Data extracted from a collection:
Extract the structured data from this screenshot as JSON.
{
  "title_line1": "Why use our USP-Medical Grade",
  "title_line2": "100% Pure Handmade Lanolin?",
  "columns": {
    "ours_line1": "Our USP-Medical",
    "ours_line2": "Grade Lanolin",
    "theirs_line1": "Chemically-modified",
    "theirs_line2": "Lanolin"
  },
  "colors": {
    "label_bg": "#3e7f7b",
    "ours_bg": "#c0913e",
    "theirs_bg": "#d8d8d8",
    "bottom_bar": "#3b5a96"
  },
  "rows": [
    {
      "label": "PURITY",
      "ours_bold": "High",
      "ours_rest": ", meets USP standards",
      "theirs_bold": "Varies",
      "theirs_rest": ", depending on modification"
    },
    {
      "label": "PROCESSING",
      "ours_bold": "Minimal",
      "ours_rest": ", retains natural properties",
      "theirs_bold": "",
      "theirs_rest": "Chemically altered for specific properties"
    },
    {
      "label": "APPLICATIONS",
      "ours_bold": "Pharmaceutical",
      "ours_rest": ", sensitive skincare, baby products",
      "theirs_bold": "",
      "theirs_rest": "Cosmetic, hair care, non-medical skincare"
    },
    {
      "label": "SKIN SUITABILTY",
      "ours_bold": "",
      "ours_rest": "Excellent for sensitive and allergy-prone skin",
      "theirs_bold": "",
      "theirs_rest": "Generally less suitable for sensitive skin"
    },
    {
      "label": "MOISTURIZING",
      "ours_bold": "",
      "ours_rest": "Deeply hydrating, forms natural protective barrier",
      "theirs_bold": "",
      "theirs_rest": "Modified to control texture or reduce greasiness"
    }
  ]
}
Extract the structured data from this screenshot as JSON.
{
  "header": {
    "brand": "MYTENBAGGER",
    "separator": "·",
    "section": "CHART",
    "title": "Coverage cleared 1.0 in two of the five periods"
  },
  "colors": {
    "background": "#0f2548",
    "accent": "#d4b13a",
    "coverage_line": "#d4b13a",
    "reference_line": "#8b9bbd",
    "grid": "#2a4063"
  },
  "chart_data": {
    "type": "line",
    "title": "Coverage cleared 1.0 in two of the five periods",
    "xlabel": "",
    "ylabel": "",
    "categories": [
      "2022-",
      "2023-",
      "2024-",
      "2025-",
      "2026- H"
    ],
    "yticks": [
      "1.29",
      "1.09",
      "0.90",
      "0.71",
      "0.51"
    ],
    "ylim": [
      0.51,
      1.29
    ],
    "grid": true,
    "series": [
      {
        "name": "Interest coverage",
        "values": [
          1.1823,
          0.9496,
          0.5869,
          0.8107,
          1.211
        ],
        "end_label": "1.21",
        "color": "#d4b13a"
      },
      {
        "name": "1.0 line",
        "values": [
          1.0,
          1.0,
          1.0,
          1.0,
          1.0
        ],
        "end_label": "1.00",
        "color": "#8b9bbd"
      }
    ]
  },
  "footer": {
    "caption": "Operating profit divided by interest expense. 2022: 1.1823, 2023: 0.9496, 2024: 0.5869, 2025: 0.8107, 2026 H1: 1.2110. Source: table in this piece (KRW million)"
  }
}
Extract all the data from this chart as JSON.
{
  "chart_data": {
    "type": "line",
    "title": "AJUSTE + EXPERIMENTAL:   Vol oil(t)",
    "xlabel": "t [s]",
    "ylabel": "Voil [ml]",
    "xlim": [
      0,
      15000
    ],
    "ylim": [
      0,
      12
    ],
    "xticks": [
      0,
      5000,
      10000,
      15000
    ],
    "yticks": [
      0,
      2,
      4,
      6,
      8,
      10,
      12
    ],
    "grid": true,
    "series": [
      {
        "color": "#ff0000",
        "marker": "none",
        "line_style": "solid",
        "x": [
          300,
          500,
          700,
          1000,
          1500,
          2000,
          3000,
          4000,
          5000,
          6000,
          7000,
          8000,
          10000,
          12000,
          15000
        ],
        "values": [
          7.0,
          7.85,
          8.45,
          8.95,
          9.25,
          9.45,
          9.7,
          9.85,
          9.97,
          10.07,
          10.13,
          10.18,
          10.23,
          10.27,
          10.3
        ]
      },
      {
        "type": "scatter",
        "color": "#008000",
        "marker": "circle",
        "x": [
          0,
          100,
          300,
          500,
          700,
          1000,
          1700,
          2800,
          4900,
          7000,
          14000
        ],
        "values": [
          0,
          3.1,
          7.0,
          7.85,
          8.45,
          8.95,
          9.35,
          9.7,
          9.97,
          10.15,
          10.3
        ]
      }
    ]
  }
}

**CHALLENGE:** Reproduce every line above without error.

**ANSWER FOR THE TASK:**
Extract the structured data from this screenshot as JSON.
{
  "title_line1": "Why use our USP-Medical Grade",
  "title_line2": "100% Pure Handmade Lanolin?",
  "columns": {
    "ours_line1": "Our USP-Medical",
    "ours_line2": "Grade Lanolin",
    "theirs_line1": "Chemically-modified",
    "theirs_line2": "Lanolin"
  },
  "colors": {
    "label_bg": "#3e7f7b",
    "ours_bg": "#c0913e",
    "theirs_bg": "#d8d8d8",
    "bottom_bar": "#3b5a96"
  },
  "rows": [
    {
      "label": "PURITY",
      "ours_bold": "High",
      "ours_rest": ", meets USP standards",
      "theirs_bold": "Varies",
      "theirs_rest": ", depending on modification"
    },
    {
      "label": "PROCESSING",
      "ours_bold": "Minimal",
      "ours_rest": ", retains natural properties",
      "theirs_bold": "",
      "theirs_rest": "Chemically altered for specific properties"
    },
    {
      "label": "APPLICATIONS",
      "ours_bold": "Pharmaceutical",
      "ours_rest": ", sensitive skincare, baby products",
      "theirs_bold": "",
      "theirs_rest": "Cosmetic, hair care, non-medical skincare"
    },
    {
      "label": "SKIN SUITABILTY",
      "ours_bold": "",
      "ours_rest": "Excellent for sensitive and allergy-prone skin",
      "theirs_bold": "",
      "theirs_rest": "Generally less suitable for sensitive skin"
    },
    {
      "label": "MOISTURIZING",
      "ours_bold": "",
      "ours_rest": "Deeply hydrating, forms natural protective barrier",
      "theirs_bold": "",
      "theirs_rest": "Modified to control texture or reduce greasiness"
    }
  ]
}
Extract the structured data from this screenshot as JSON.
{
  "header": {
    "brand": "MYTENBAGGER",
    "separator": "·",
    "section": "CHART",
    "title": "Coverage cleared 1.0 in two of the five periods"
  },
  "colors": {
    "background": "#0f2548",
    "accent": "#d4b13a",
    "coverage_line": "#d4b13a",
    "reference_line": "#8b9bbd",
    "grid": "#2a4063"
  },
  "chart_data": {
    "type": "line",
    "title": "Coverage cleared 1.0 in two of the five periods",
    "xlabel": "",
    "ylabel": "",
    "categories": [
      "2022-",
      "2023-",
      "2024-",
      "2025-",
      "2026- H"
    ],
    "yticks": [
      "1.29",
      "1.09",
      "0.90",
      "0.71",
      "0.51"
    ],
    "ylim": [
      0.51,
      1.29
    ],
    "grid": true,
    "series": [
      {
        "name": "Interest coverage",
        "values": [
          1.1823,
          0.9496,
          0.5869,
          0.8107,
          1.211
        ],
        "end_label": "1.21",
        "color": "#d4b13a"
      },
      {
        "name": "1.0 line",
        "values": [
          1.0,
          1.0,
          1.0,
          1.0,
          1.0
        ],
        "end_label": "1.00",
        "color": "#8b9bbd"
      }
    ]
  },
  "footer": {
    "caption": "Operating profit divided by interest expense. 2022: 1.1823, 2023: 0.9496, 2024: 0.5869, 2025: 0.8107, 2026 H1: 1.2110. Source: table in this piece (KRW million)"
  }
}
Extract all the data from this chart as JSON.
{
  "chart_data": {
    "type": "line",
    "title": "AJUSTE + EXPERIMENTAL:   Vol oil(t)",
    "xlabel": "t [s]",
    "ylabel": "Voil [ml]",
    "xlim": [
      0,
      15000
    ],
    "ylim": [
      0,
      12
    ],
    "xticks": [
      0,
      5000,
      10000,
      15000
    ],
    "yticks": [
      0,
      2,
      4,
      6,
      8,
      10,
      12
    ],
    "grid": true,
    "series": [
      {
        "color": "#ff0000",
        "marker": "none",
        "line_style": "solid",
        "x": [
          300,
          500,
          700,
          1000,
          1500,
          2000,
          3000,
          4000,
          5000,
          6000,
          7000,
          8000,
          10000,
          12000,
          15000
        ],
        "values": [
          7.0,
          7.85,
          8.45,
          8.95,
          9.25,
          9.45,
          9.7,
          9.85,
          9.97,
          10.07,
          10.13,
          10.18,
          10.23,
          10.27,
          10.3
        ]
      },
      {
        "type": "scatter",
        "color": "#008000",
        "marker": "circle",
        "x": [
          0,
          100,
          300,
          500,
          700,
          1000,
          1700,
          2800,
          4900,
          7000,
          14000
        ],
        "values": [
          0,
          3.1,
          7.0,
          7.85,
          8.45,
          8.95,
          9.35,
          9.7,
          9.97,
          10.15,
          10.3
        ]
      }
    ]
  }
}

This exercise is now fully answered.